> **WHAT THE TASK ASKS**
Do not copy the pictures; transcribe all other material exactly.

##### DATASET #####

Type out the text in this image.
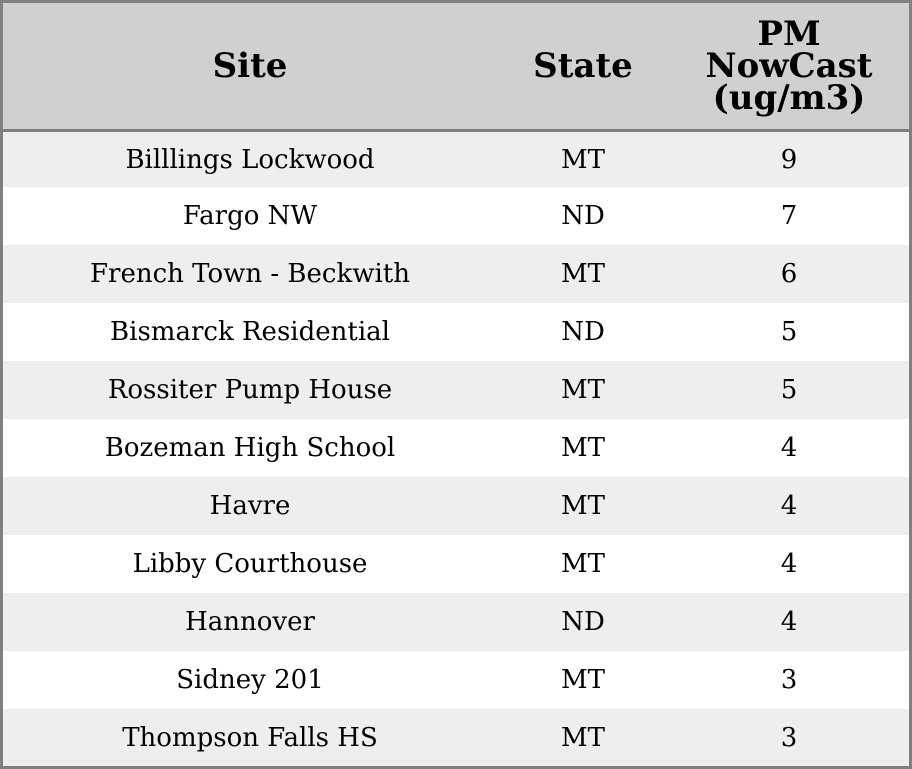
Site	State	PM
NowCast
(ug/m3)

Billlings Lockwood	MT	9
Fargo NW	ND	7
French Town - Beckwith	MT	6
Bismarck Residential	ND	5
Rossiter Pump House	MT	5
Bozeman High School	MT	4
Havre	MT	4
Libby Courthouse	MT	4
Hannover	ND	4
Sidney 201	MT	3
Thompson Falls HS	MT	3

#####

> **RIGHT ANSWER**
Type out the text in this image.
Site	State	PM
NowCast
(ug/m3)

Billlings Lockwood	MT	9
Fargo NW	ND	7
French Town - Beckwith	MT	6
Bismarck Residential	ND	5
Rossiter Pump House	MT	5
Bozeman High School	MT	4
Havre	MT	4
Libby Courthouse	MT	4
Hannover	ND	4
Sidney 201	MT	3
Thompson Falls HS	MT	3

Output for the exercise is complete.